### WHAT YOU SHOULD DO
Exact repetition is required: output every record in full.

========================================================================

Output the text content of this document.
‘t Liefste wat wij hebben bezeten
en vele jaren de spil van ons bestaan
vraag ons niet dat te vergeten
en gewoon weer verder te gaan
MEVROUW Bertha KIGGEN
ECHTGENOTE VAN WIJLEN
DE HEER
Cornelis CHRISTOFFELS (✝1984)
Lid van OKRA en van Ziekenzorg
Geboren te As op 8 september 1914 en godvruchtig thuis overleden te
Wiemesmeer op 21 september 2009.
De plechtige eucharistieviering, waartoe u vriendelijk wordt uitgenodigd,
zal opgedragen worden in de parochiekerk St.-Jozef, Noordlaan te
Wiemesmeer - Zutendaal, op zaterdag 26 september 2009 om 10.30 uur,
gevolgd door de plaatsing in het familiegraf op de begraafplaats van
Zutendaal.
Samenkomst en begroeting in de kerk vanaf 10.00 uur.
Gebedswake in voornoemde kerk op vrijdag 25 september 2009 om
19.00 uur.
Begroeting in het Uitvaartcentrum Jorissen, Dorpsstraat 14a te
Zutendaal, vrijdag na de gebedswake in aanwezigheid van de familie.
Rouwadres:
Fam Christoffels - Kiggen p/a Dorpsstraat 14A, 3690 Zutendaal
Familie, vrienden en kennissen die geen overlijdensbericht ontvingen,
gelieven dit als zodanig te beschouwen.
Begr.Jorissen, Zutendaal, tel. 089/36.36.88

========================================================================

### FINISHED EXERCISE
Output the text content of this document.
‘t Liefste wat wij hebben bezeten
en vele jaren de spil van ons bestaan
vraag ons niet dat te vergeten
en gewoon weer verder te gaan
MEVROUW Bertha KIGGEN
ECHTGENOTE VAN WIJLEN
DE HEER
Cornelis CHRISTOFFELS (✝1984)
Lid van OKRA en van Ziekenzorg
Geboren te As op 8 september 1914 en godvruchtig thuis overleden te
Wiemesmeer op 21 september 2009.
De plechtige eucharistieviering, waartoe u vriendelijk wordt uitgenodigd,
zal opgedragen worden in de parochiekerk St.-Jozef, Noordlaan te
Wiemesmeer - Zutendaal, op zaterdag 26 september 2009 om 10.30 uur,
gevolgd door de plaatsing in het familiegraf op de begraafplaats van
Zutendaal.
Samenkomst en begroeting in de kerk vanaf 10.00 uur.
Gebedswake in voornoemde kerk op vrijdag 25 september 2009 om
19.00 uur.
Begroeting in het Uitvaartcentrum Jorissen, Dorpsstraat 14a te
Zutendaal, vrijdag na de gebedswake in aanwezigheid van de familie.
Rouwadres:
Fam Christoffels - Kiggen p/a Dorpsstraat 14A, 3690 Zutendaal
Familie, vrienden en kennissen die geen overlijdensbericht ontvingen,
gelieven dit als zodanig te beschouwen.
Begr.Jorissen, Zutendaal, tel. 089/36.36.88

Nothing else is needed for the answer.